# What to produce:
Restate the full set of records exactly, without adding or dropping a word.
● ● ● ●
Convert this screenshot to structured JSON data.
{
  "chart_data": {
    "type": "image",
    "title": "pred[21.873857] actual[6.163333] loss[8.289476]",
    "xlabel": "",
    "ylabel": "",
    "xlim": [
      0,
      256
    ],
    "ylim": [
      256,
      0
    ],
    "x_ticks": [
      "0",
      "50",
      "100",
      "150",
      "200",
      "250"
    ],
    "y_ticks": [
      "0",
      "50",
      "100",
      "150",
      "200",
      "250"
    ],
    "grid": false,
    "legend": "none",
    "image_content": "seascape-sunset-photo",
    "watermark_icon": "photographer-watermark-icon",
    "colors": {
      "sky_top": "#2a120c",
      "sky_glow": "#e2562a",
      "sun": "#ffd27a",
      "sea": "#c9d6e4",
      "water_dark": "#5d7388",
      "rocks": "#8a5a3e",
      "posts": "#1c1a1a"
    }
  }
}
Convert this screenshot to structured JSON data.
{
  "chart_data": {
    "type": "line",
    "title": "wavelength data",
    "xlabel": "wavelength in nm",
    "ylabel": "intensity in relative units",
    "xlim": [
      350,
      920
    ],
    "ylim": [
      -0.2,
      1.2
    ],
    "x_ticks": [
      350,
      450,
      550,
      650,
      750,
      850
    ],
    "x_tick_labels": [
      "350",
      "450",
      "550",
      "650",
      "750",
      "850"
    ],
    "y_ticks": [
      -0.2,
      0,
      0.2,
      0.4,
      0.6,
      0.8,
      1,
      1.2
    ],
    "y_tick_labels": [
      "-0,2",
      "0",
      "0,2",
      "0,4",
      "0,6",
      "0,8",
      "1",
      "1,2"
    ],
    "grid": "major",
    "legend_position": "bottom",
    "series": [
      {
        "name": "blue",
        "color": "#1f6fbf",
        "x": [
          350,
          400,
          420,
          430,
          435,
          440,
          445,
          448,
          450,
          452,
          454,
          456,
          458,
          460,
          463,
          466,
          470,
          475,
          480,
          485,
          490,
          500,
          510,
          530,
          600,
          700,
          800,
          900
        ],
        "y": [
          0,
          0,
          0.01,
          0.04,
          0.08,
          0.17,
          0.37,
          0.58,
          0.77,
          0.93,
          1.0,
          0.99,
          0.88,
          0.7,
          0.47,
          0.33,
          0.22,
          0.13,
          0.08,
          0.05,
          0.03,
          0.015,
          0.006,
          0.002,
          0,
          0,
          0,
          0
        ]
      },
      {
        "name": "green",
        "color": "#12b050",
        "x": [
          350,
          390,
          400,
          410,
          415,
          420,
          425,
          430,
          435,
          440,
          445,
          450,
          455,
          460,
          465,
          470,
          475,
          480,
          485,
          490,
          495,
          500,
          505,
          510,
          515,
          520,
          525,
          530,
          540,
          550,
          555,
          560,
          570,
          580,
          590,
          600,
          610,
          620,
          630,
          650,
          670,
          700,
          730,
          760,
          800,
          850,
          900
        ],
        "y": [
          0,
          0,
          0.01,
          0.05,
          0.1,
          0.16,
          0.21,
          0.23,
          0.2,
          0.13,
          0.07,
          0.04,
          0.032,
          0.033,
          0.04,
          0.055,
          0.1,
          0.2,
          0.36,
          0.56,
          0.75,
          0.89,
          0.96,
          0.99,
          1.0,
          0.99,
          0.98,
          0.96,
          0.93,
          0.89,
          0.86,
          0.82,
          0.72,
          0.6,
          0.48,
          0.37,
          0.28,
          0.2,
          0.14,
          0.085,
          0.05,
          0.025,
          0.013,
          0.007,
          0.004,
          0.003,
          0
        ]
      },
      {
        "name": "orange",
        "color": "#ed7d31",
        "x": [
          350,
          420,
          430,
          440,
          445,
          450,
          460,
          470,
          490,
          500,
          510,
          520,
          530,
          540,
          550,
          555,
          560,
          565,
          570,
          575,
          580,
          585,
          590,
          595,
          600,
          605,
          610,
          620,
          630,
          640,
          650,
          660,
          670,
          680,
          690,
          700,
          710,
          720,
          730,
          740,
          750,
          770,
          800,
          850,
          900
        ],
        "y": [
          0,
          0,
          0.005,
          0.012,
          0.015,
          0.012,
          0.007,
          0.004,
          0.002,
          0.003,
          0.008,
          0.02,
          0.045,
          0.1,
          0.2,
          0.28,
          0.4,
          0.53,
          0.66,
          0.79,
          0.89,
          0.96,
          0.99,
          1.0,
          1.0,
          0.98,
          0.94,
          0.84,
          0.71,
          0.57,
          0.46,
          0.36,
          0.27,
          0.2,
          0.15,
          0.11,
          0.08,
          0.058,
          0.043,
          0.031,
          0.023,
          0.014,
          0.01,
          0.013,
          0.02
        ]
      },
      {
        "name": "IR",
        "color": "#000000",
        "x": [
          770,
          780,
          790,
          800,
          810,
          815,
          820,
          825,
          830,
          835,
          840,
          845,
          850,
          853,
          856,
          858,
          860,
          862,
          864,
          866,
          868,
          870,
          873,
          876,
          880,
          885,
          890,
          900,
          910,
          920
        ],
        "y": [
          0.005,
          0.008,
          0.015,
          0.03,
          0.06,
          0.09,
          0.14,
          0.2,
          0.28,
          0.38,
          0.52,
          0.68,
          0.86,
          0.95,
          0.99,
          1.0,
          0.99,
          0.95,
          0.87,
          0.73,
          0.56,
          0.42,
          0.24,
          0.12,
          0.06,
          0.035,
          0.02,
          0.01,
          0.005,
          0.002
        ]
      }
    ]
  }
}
● ● ● ●
# Answer to this task:
Convert this screenshot to structured JSON data.
{
  "chart_data": {
    "type": "image",
    "title": "pred[21.873857] actual[6.163333] loss[8.289476]",
    "xlabel": "",
    "ylabel": "",
    "xlim": [
      0,
      256
    ],
    "ylim": [
      256,
      0
    ],
    "x_ticks": [
      "0",
      "50",
      "100",
      "150",
      "200",
      "250"
    ],
    "y_ticks": [
      "0",
      "50",
      "100",
      "150",
      "200",
      "250"
    ],
    "grid": false,
    "legend": "none",
    "image_content": "seascape-sunset-photo",
    "watermark_icon": "photographer-watermark-icon",
    "colors": {
      "sky_top": "#2a120c",
      "sky_glow": "#e2562a",
      "sun": "#ffd27a",
      "sea": "#c9d6e4",
      "water_dark": "#5d7388",
      "rocks": "#8a5a3e",
      "posts": "#1c1a1a"
    }
  }
}
Convert this screenshot to structured JSON data.
{
  "chart_data": {
    "type": "line",
    "title": "wavelength data",
    "xlabel": "wavelength in nm",
    "ylabel": "intensity in relative units",
    "xlim": [
      350,
      920
    ],
    "ylim": [
      -0.2,
      1.2
    ],
    "x_ticks": [
      350,
      450,
      550,
      650,
      750,
      850
    ],
    "x_tick_labels": [
      "350",
      "450",
      "550",
      "650",
      "750",
      "850"
    ],
    "y_ticks": [
      -0.2,
      0,
      0.2,
      0.4,
      0.6,
      0.8,
      1,
      1.2
    ],
    "y_tick_labels": [
      "-0,2",
      "0",
      "0,2",
      "0,4",
      "0,6",
      "0,8",
      "1",
      "1,2"
    ],
    "grid": "major",
    "legend_position": "bottom",
    "series": [
      {
        "name": "blue",
        "color": "#1f6fbf",
        "x": [
          350,
          400,
          420,
          430,
          435,
          440,
          445,
          448,
          450,
          452,
          454,
          456,
          458,
          460,
          463,
          466,
          470,
          475,
          480,
          485,
          490,
          500,
          510,
          530,
          600,
          700,
          800,
          900
        ],
        "y": [
          0,
          0,
          0.01,
          0.04,
          0.08,
          0.17,
          0.37,
          0.58,
          0.77,
          0.93,
          1.0,
          0.99,
          0.88,
          0.7,
          0.47,
          0.33,
          0.22,
          0.13,
          0.08,
          0.05,
          0.03,
          0.015,
          0.006,
          0.002,
          0,
          0,
          0,
          0
        ]
      },
      {
        "name": "green",
        "color": "#12b050",
        "x": [
          350,
          390,
          400,
          410,
          415,
          420,
          425,
          430,
          435,
          440,
          445,
          450,
          455,
          460,
          465,
          470,
          475,
          480,
          485,
          490,
          495,
          500,
          505,
          510,
          515,
          520,
          525,
          530,
          540,
          550,
          555,
          560,
          570,
          580,
          590,
          600,
          610,
          620,
          630,
          650,
          670,
          700,
          730,
          760,
          800,
          850,
          900
        ],
        "y": [
          0,
          0,
          0.01,
          0.05,
          0.1,
          0.16,
          0.21,
          0.23,
          0.2,
          0.13,
          0.07,
          0.04,
          0.032,
          0.033,
          0.04,
          0.055,
          0.1,
          0.2,
          0.36,
          0.56,
          0.75,
          0.89,
          0.96,
          0.99,
          1.0,
          0.99,
          0.98,
          0.96,
          0.93,
          0.89,
          0.86,
          0.82,
          0.72,
          0.6,
          0.48,
          0.37,
          0.28,
          0.2,
          0.14,
          0.085,
          0.05,
          0.025,
          0.013,
          0.007,
          0.004,
          0.003,
          0
        ]
      },
      {
        "name": "orange",
        "color": "#ed7d31",
        "x": [
          350,
          420,
          430,
          440,
          445,
          450,
          460,
          470,
          490,
          500,
          510,
          520,
          530,
          540,
          550,
          555,
          560,
          565,
          570,
          575,
          580,
          585,
          590,
          595,
          600,
          605,
          610,
          620,
          630,
          640,
          650,
          660,
          670,
          680,
          690,
          700,
          710,
          720,
          730,
          740,
          750,
          770,
          800,
          850,
          900
        ],
        "y": [
          0,
          0,
          0.005,
          0.012,
          0.015,
          0.012,
          0.007,
          0.004,
          0.002,
          0.003,
          0.008,
          0.02,
          0.045,
          0.1,
          0.2,
          0.28,
          0.4,
          0.53,
          0.66,
          0.79,
          0.89,
          0.96,
          0.99,
          1.0,
          1.0,
          0.98,
          0.94,
          0.84,
          0.71,
          0.57,
          0.46,
          0.36,
          0.27,
          0.2,
          0.15,
          0.11,
          0.08,
          0.058,
          0.043,
          0.031,
          0.023,
          0.014,
          0.01,
          0.013,
          0.02
        ]
      },
      {
        "name": "IR",
        "color": "#000000",
        "x": [
          770,
          780,
          790,
          800,
          810,
          815,
          820,
          825,
          830,
          835,
          840,
          845,
          850,
          853,
          856,
          858,
          860,
          862,
          864,
          866,
          868,
          870,
          873,
          876,
          880,
          885,
          890,
          900,
          910,
          920
        ],
        "y": [
          0.005,
          0.008,
          0.015,
          0.03,
          0.06,
          0.09,
          0.14,
          0.2,
          0.28,
          0.38,
          0.52,
          0.68,
          0.86,
          0.95,
          0.99,
          1.0,
          0.99,
          0.95,
          0.87,
          0.73,
          0.56,
          0.42,
          0.24,
          0.12,
          0.06,
          0.035,
          0.02,
          0.01,
          0.005,
          0.002
        ]
      }
    ]
  }
}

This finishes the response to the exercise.